• AIM: From the listing that follows, extract every line and set it down unaltered.

• ROWS:

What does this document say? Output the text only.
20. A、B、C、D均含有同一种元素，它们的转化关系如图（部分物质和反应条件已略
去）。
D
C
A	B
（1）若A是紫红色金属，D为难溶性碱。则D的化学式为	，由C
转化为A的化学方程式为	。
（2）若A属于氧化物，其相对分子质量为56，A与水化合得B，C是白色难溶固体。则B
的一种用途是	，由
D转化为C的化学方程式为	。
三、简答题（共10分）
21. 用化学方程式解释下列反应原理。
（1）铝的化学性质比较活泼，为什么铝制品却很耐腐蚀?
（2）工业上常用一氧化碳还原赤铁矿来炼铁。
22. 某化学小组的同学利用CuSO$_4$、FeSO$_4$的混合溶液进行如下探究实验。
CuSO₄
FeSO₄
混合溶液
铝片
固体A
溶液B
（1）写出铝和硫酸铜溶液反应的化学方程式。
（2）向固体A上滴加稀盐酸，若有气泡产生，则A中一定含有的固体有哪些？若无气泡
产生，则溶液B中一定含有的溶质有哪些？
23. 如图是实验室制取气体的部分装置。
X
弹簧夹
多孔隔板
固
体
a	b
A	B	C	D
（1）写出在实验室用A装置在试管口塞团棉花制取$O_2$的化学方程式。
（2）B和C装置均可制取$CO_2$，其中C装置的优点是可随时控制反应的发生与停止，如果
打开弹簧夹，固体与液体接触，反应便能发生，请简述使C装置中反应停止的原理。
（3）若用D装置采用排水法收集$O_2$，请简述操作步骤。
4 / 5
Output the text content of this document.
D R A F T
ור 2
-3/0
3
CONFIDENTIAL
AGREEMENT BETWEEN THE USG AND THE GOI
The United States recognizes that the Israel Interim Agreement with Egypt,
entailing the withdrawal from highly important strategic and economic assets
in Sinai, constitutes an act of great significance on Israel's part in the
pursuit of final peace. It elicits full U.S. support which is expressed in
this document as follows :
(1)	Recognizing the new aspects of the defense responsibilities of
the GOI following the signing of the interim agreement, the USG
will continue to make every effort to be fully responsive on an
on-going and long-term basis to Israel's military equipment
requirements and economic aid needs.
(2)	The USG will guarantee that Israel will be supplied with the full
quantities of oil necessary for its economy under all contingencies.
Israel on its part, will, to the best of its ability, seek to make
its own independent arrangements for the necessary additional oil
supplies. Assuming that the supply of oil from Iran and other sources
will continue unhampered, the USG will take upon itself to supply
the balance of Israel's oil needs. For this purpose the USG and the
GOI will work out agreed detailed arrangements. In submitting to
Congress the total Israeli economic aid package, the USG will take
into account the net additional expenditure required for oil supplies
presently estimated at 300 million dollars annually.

• ANSWER BELOW:
What does this document say? Output the text only.
20. A、B、C、D均含有同一种元素，它们的转化关系如图（部分物质和反应条件已略
去）。
D
C
A	B
（1）若A是紫红色金属，D为难溶性碱。则D的化学式为	，由C
转化为A的化学方程式为	。
（2）若A属于氧化物，其相对分子质量为56，A与水化合得B，C是白色难溶固体。则B
的一种用途是	，由
D转化为C的化学方程式为	。
三、简答题（共10分）
21. 用化学方程式解释下列反应原理。
（1）铝的化学性质比较活泼，为什么铝制品却很耐腐蚀?
（2）工业上常用一氧化碳还原赤铁矿来炼铁。
22. 某化学小组的同学利用CuSO$_4$、FeSO$_4$的混合溶液进行如下探究实验。
CuSO₄
FeSO₄
混合溶液
铝片
固体A
溶液B
（1）写出铝和硫酸铜溶液反应的化学方程式。
（2）向固体A上滴加稀盐酸，若有气泡产生，则A中一定含有的固体有哪些？若无气泡
产生，则溶液B中一定含有的溶质有哪些？
23. 如图是实验室制取气体的部分装置。
X
弹簧夹
多孔隔板
固
体
a	b
A	B	C	D
（1）写出在实验室用A装置在试管口塞团棉花制取$O_2$的化学方程式。
（2）B和C装置均可制取$CO_2$，其中C装置的优点是可随时控制反应的发生与停止，如果
打开弹簧夹，固体与液体接触，反应便能发生，请简述使C装置中反应停止的原理。
（3）若用D装置采用排水法收集$O_2$，请简述操作步骤。
4 / 5
Output the text content of this document.
D R A F T
ור 2
-3/0
3
CONFIDENTIAL
AGREEMENT BETWEEN THE USG AND THE GOI
The United States recognizes that the Israel Interim Agreement with Egypt,
entailing the withdrawal from highly important strategic and economic assets
in Sinai, constitutes an act of great significance on Israel's part in the
pursuit of final peace. It elicits full U.S. support which is expressed in
this document as follows :
(1)	Recognizing the new aspects of the defense responsibilities of
the GOI following the signing of the interim agreement, the USG
will continue to make every effort to be fully responsive on an
on-going and long-term basis to Israel's military equipment
requirements and economic aid needs.
(2)	The USG will guarantee that Israel will be supplied with the full
quantities of oil necessary for its economy under all contingencies.
Israel on its part, will, to the best of its ability, seek to make
its own independent arrangements for the necessary additional oil
supplies. Assuming that the supply of oil from Iran and other sources
will continue unhampered, the USG will take upon itself to supply
the balance of Israel's oil needs. For this purpose the USG and the
GOI will work out agreed detailed arrangements. In submitting to
Congress the total Israeli economic aid package, the USG will take
into account the net additional expenditure required for oil supplies
presently estimated at 300 million dollars annually.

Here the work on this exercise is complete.